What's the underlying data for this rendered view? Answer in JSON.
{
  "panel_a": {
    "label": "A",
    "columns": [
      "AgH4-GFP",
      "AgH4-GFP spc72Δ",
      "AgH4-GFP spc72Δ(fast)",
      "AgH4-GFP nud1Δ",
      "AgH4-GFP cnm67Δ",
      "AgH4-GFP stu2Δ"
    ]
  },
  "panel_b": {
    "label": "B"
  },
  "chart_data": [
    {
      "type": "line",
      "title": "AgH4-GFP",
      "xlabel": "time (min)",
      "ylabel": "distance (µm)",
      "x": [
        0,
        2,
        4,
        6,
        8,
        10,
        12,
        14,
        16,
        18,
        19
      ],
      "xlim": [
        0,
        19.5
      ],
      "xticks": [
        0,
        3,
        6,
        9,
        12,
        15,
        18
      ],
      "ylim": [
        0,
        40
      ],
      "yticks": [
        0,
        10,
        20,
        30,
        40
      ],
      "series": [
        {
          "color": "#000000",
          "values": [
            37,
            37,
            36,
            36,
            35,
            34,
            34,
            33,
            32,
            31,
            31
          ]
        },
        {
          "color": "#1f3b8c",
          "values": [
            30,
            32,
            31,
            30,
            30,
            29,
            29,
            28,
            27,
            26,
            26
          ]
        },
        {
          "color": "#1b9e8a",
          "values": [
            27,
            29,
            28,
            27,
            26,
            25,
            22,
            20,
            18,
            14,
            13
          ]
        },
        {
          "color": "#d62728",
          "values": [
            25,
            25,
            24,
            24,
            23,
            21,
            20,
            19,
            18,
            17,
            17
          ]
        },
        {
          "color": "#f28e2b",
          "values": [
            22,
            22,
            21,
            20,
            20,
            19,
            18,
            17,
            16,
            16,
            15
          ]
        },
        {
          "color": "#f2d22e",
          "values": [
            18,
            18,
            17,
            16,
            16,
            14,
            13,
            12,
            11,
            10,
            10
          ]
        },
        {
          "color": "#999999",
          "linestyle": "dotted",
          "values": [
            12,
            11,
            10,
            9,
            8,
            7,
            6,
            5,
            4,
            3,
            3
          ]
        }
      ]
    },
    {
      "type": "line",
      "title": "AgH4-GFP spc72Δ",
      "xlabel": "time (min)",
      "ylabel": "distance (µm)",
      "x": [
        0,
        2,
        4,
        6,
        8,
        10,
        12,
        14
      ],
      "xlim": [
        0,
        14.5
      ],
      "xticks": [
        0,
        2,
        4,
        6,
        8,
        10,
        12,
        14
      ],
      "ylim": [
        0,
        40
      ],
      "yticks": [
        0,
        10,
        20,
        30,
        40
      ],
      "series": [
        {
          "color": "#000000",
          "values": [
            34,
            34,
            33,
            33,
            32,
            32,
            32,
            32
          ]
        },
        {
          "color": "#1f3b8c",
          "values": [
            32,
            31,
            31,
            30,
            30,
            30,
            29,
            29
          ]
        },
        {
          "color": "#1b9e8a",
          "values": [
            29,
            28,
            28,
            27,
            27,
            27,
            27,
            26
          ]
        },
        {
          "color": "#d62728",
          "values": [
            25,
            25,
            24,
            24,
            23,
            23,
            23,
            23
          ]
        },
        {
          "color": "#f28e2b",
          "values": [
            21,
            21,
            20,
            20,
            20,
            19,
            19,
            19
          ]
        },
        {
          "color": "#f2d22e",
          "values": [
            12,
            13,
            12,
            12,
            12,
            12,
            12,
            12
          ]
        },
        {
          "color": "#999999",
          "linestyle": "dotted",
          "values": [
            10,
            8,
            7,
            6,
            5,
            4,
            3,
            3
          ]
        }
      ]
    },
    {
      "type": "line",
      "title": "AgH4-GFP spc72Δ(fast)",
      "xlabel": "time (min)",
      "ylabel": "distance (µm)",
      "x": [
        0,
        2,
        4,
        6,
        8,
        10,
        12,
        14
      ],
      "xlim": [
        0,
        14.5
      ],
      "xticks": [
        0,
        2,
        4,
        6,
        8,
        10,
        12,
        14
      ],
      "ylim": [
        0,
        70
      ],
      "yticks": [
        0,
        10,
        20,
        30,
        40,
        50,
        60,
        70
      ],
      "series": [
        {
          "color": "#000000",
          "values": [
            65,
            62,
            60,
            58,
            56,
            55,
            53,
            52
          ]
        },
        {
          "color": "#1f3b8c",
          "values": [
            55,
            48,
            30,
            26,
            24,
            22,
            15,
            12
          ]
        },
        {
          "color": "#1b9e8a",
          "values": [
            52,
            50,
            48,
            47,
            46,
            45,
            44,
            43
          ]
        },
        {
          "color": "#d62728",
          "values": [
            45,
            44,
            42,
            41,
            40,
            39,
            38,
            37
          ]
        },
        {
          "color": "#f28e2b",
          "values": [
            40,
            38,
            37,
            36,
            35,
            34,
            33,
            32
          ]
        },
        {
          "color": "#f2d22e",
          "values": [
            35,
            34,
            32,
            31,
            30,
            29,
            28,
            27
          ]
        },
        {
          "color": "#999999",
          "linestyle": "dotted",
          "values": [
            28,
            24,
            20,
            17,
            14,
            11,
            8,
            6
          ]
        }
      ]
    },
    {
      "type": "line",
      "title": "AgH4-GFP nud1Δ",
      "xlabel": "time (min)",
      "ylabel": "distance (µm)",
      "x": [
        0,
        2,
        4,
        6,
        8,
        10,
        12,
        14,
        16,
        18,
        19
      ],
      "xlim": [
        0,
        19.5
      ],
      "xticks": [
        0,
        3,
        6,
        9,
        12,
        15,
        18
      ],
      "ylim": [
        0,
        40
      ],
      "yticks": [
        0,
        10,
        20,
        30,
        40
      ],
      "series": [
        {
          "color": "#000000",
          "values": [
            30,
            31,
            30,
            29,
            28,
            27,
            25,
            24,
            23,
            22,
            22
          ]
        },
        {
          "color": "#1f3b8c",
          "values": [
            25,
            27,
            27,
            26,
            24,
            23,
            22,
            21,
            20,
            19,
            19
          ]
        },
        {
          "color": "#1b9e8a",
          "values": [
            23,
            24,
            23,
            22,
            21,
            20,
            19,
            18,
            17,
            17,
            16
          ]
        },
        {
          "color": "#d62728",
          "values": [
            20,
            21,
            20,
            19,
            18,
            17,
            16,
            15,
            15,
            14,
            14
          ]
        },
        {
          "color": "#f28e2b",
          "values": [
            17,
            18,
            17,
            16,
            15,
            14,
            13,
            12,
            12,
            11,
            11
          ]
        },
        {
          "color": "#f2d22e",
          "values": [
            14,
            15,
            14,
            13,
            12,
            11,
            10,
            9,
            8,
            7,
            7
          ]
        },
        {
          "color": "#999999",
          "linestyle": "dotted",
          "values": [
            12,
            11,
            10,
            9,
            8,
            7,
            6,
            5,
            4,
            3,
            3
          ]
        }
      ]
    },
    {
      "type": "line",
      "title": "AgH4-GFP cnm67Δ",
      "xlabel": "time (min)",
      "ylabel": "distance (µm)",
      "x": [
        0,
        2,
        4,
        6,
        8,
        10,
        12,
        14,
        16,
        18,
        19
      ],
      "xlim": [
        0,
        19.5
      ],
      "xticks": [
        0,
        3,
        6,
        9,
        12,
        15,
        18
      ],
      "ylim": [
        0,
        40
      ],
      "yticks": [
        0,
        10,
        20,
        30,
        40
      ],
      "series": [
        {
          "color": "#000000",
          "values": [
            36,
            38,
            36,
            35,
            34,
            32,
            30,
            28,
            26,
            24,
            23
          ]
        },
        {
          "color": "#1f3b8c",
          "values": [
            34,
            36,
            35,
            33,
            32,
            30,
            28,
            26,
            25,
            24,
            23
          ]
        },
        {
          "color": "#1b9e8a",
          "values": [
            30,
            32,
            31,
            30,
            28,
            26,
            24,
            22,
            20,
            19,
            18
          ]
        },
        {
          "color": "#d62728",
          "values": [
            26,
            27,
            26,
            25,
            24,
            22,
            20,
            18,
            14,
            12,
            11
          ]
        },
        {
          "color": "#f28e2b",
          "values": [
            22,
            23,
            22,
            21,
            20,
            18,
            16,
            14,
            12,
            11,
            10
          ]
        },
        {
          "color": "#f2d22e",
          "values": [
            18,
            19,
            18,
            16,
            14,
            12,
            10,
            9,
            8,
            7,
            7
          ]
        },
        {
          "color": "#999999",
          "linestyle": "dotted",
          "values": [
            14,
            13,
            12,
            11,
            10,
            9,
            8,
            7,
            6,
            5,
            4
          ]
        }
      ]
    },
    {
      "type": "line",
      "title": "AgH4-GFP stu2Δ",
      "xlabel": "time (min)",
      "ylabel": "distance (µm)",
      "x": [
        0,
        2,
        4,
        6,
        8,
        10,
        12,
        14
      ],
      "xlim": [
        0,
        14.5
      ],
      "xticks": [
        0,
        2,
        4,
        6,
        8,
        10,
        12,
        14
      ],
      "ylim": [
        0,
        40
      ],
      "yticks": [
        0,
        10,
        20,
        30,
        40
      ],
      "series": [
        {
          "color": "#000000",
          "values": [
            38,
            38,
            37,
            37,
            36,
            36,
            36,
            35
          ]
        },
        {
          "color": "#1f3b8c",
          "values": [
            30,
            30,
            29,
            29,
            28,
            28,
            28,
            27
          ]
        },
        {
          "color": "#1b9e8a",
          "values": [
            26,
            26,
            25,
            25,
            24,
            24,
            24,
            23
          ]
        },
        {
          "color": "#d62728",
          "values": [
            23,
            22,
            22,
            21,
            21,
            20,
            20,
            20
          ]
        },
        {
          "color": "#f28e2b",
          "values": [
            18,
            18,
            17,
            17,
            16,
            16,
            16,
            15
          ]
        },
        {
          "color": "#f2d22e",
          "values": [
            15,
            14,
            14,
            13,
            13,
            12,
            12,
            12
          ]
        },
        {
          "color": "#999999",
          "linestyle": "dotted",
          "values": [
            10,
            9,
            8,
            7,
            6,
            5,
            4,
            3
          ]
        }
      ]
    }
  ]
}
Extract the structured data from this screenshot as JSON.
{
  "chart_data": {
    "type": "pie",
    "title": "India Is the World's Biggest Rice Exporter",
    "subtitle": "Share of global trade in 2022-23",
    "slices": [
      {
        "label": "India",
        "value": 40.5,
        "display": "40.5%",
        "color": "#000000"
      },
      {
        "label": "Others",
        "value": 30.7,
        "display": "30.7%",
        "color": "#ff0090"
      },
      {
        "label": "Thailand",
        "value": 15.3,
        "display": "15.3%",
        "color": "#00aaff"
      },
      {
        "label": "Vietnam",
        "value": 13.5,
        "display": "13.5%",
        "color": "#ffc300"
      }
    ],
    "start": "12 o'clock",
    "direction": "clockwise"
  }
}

• • • •

Aim >>
Copy out exactly the lines between the line with "Extract the structured" and the last line of the entries, counting both of those lines.

Answer in full >>
Extract the structured data from this screenshot as JSON.
{
  "chart_data": {
    "type": "pie",
    "title": "India Is the World's Biggest Rice Exporter",
    "subtitle": "Share of global trade in 2022-23",
    "slices": [
      {
        "label": "India",
        "value": 40.5,
        "display": "40.5%",
        "color": "#000000"
      },
      {
        "label": "Others",
        "value": 30.7,
        "display": "30.7%",
        "color": "#ff0090"
      },
      {
        "label": "Thailand",
        "value": 15.3,
        "display": "15.3%",
        "color": "#00aaff"
      },
      {
        "label": "Vietnam",
        "value": 13.5,
        "display": "13.5%",
        "color": "#ffc300"
      }
    ],
    "start": "12 o'clock",
    "direction": "clockwise"
  }
}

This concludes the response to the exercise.